Reproduce the full listing that appears beneath this instruction exactly.

[Chart and figure data]
↓

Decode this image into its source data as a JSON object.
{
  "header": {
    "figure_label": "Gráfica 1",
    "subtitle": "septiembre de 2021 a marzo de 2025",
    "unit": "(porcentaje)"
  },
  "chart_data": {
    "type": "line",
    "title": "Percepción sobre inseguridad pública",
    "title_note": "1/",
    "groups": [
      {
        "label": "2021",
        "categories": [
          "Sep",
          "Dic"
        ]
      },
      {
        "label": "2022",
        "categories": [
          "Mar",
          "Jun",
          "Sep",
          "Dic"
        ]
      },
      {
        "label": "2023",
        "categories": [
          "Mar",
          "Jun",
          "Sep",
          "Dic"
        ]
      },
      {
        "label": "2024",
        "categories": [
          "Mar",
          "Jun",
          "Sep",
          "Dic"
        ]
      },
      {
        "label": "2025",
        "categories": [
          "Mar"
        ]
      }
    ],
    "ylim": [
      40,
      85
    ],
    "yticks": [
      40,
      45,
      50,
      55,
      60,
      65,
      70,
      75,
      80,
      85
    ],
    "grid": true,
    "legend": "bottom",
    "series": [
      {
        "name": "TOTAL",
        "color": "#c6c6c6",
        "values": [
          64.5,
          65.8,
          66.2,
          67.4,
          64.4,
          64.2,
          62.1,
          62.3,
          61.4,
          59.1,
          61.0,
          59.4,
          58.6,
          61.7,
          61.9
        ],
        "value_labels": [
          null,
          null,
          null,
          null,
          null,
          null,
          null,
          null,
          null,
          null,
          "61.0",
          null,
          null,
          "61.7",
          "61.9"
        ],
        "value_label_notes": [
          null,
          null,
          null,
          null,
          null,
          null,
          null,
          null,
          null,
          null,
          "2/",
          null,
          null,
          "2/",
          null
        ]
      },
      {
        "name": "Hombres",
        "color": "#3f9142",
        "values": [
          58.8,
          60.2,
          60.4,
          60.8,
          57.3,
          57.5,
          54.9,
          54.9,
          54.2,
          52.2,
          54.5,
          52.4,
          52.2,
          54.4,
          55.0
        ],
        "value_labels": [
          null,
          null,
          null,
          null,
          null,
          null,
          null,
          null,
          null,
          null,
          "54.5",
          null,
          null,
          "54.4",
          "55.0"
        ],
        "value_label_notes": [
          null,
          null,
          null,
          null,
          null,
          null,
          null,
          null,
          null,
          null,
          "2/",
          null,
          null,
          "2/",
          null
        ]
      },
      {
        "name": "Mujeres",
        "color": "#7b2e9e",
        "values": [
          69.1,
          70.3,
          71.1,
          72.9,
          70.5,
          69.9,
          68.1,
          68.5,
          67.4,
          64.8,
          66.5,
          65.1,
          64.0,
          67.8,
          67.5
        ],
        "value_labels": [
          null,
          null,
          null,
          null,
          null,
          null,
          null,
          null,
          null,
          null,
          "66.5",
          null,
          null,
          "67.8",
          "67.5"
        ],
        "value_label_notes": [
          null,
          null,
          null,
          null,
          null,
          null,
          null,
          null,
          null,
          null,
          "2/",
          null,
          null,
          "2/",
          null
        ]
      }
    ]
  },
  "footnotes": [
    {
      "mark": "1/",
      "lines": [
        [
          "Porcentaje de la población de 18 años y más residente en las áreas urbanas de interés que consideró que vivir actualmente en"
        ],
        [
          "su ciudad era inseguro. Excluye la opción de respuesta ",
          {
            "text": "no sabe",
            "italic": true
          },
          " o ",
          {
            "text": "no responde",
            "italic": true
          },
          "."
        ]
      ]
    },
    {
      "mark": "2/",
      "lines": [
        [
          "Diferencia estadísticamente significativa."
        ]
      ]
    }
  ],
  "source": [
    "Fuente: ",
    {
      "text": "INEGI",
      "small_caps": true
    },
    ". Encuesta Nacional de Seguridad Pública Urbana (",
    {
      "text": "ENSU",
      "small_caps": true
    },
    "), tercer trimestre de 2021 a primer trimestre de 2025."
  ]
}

↑

▶ **ANSWER TO THE PROBLEM**
Decode this image into its source data as a JSON object.
{
  "header": {
    "figure_label": "Gráfica 1",
    "subtitle": "septiembre de 2021 a marzo de 2025",
    "unit": "(porcentaje)"
  },
  "chart_data": {
    "type": "line",
    "title": "Percepción sobre inseguridad pública",
    "title_note": "1/",
    "groups": [
      {
        "label": "2021",
        "categories": [
          "Sep",
          "Dic"
        ]
      },
      {
        "label": "2022",
        "categories": [
          "Mar",
          "Jun",
          "Sep",
          "Dic"
        ]
      },
      {
        "label": "2023",
        "categories": [
          "Mar",
          "Jun",
          "Sep",
          "Dic"
        ]
      },
      {
        "label": "2024",
        "categories": [
          "Mar",
          "Jun",
          "Sep",
          "Dic"
        ]
      },
      {
        "label": "2025",
        "categories": [
          "Mar"
        ]
      }
    ],
    "ylim": [
      40,
      85
    ],
    "yticks": [
      40,
      45,
      50,
      55,
      60,
      65,
      70,
      75,
      80,
      85
    ],
    "grid": true,
    "legend": "bottom",
    "series": [
      {
        "name": "TOTAL",
        "color": "#c6c6c6",
        "values": [
          64.5,
          65.8,
          66.2,
          67.4,
          64.4,
          64.2,
          62.1,
          62.3,
          61.4,
          59.1,
          61.0,
          59.4,
          58.6,
          61.7,
          61.9
        ],
        "value_labels": [
          null,
          null,
          null,
          null,
          null,
          null,
          null,
          null,
          null,
          null,
          "61.0",
          null,
          null,
          "61.7",
          "61.9"
        ],
        "value_label_notes": [
          null,
          null,
          null,
          null,
          null,
          null,
          null,
          null,
          null,
          null,
          "2/",
          null,
          null,
          "2/",
          null
        ]
      },
      {
        "name": "Hombres",
        "color": "#3f9142",
        "values": [
          58.8,
          60.2,
          60.4,
          60.8,
          57.3,
          57.5,
          54.9,
          54.9,
          54.2,
          52.2,
          54.5,
          52.4,
          52.2,
          54.4,
          55.0
        ],
        "value_labels": [
          null,
          null,
          null,
          null,
          null,
          null,
          null,
          null,
          null,
          null,
          "54.5",
          null,
          null,
          "54.4",
          "55.0"
        ],
        "value_label_notes": [
          null,
          null,
          null,
          null,
          null,
          null,
          null,
          null,
          null,
          null,
          "2/",
          null,
          null,
          "2/",
          null
        ]
      },
      {
        "name": "Mujeres",
        "color": "#7b2e9e",
        "values": [
          69.1,
          70.3,
          71.1,
          72.9,
          70.5,
          69.9,
          68.1,
          68.5,
          67.4,
          64.8,
          66.5,
          65.1,
          64.0,
          67.8,
          67.5
        ],
        "value_labels": [
          null,
          null,
          null,
          null,
          null,
          null,
          null,
          null,
          null,
          null,
          "66.5",
          null,
          null,
          "67.8",
          "67.5"
        ],
        "value_label_notes": [
          null,
          null,
          null,
          null,
          null,
          null,
          null,
          null,
          null,
          null,
          "2/",
          null,
          null,
          "2/",
          null
        ]
      }
    ]
  },
  "footnotes": [
    {
      "mark": "1/",
      "lines": [
        [
          "Porcentaje de la población de 18 años y más residente en las áreas urbanas de interés que consideró que vivir actualmente en"
        ],
        [
          "su ciudad era inseguro. Excluye la opción de respuesta ",
          {
            "text": "no sabe",
            "italic": true
          },
          " o ",
          {
            "text": "no responde",
            "italic": true
          },
          "."
        ]
      ]
    },
    {
      "mark": "2/",
      "lines": [
        [
          "Diferencia estadísticamente significativa."
        ]
      ]
    }
  ],
  "source": [
    "Fuente: ",
    {
      "text": "INEGI",
      "small_caps": true
    },
    ". Encuesta Nacional de Seguridad Pública Urbana (",
    {
      "text": "ENSU",
      "small_caps": true
    },
    "), tercer trimestre de 2021 a primer trimestre de 2025."
  ]
}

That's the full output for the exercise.